(Stored data)
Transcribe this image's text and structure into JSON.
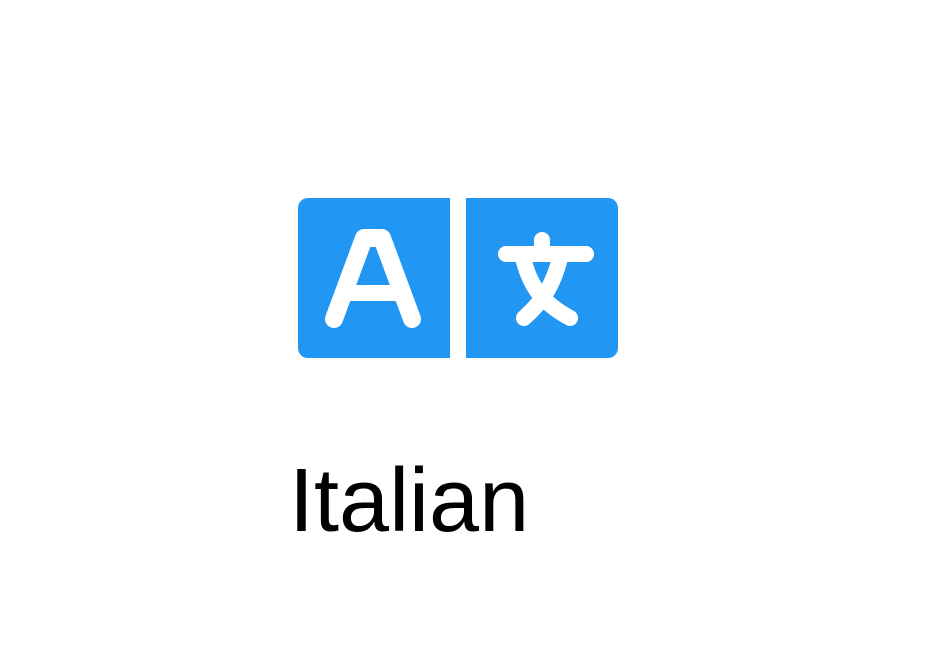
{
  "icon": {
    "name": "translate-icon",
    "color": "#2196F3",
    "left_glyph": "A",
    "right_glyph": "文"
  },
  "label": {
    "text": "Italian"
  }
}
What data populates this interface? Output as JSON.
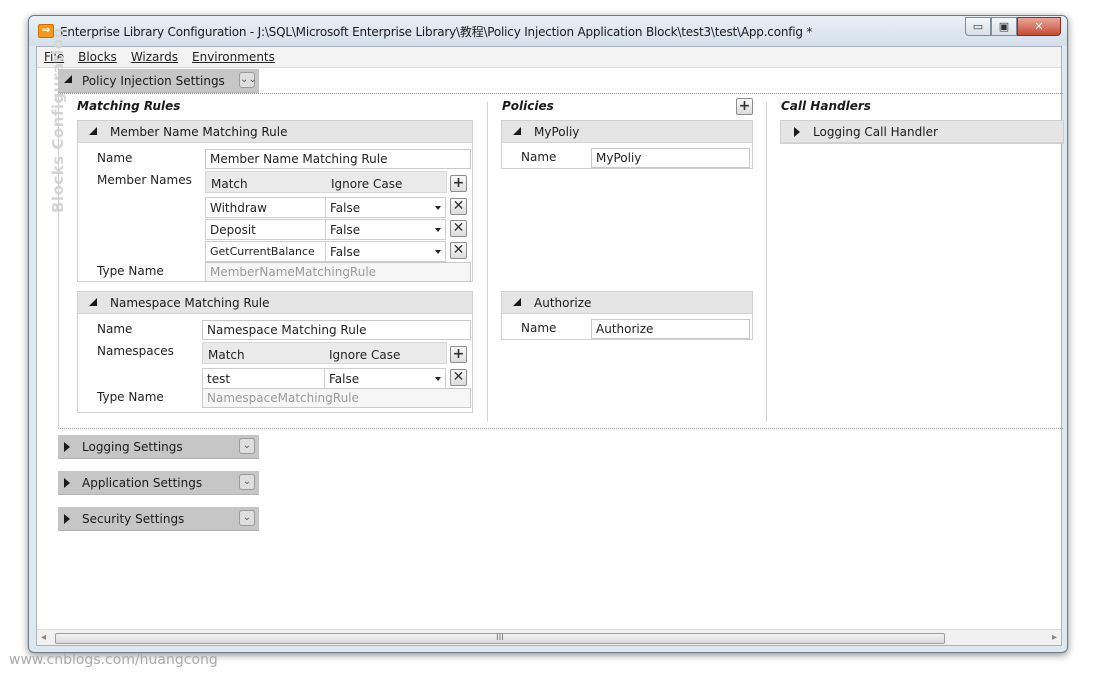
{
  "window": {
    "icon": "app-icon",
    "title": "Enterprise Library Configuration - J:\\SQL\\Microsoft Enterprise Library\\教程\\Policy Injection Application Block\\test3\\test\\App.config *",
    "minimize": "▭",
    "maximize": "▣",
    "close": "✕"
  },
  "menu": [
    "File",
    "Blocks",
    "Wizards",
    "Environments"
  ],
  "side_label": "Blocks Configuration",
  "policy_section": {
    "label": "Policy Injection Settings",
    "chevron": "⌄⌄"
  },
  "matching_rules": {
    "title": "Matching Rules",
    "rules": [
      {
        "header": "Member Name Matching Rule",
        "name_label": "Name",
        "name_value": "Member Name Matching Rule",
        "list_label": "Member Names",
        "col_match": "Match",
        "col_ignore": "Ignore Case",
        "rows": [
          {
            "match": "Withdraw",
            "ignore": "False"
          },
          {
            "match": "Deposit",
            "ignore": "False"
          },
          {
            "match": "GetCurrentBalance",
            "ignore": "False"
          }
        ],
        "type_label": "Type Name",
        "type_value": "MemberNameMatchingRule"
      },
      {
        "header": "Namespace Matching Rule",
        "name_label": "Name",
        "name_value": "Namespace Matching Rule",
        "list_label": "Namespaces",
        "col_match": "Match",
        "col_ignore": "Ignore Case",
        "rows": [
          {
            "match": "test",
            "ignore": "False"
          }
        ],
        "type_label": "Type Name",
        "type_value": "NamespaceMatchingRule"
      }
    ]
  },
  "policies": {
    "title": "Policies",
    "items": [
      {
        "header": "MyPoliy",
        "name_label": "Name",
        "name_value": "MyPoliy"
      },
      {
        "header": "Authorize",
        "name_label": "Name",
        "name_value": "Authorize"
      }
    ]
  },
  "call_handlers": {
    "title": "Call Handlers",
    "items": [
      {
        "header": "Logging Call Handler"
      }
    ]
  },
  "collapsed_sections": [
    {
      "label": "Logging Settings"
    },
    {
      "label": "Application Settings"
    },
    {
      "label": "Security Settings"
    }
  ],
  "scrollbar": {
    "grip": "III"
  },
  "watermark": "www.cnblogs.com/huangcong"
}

...

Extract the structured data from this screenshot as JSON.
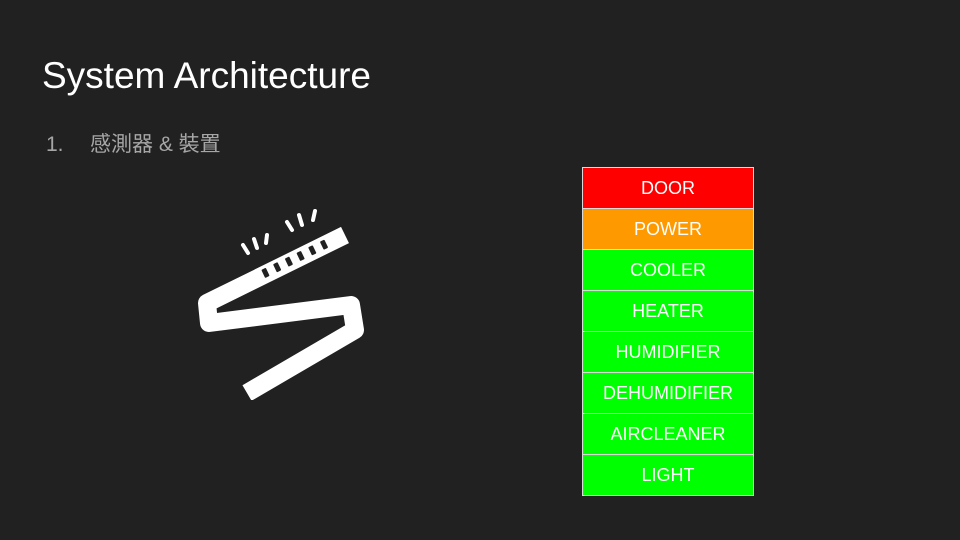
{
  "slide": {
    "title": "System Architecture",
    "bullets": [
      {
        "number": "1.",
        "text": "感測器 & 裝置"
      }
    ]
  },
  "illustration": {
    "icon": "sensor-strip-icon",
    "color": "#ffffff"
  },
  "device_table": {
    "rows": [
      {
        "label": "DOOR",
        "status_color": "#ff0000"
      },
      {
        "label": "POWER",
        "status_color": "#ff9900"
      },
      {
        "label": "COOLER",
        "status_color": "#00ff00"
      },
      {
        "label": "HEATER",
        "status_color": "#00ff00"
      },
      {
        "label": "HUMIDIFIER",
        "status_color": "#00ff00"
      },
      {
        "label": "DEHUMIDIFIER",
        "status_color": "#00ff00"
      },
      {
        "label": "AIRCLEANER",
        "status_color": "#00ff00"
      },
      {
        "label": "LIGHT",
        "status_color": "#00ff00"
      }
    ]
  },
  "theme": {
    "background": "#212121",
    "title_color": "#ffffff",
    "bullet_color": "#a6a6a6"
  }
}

STATED TASK: Working from the listing above, pick out every line that has "Application" and copy it.

RESPONSE TO THE TASK:
    "title": "Enterprise Library Configuration - J:\\SQL\\Microsoft Enterprise Library\\教程\\Policy Injection Application Block\\test3\\test\\App.config *",
      "label": "Application Settings"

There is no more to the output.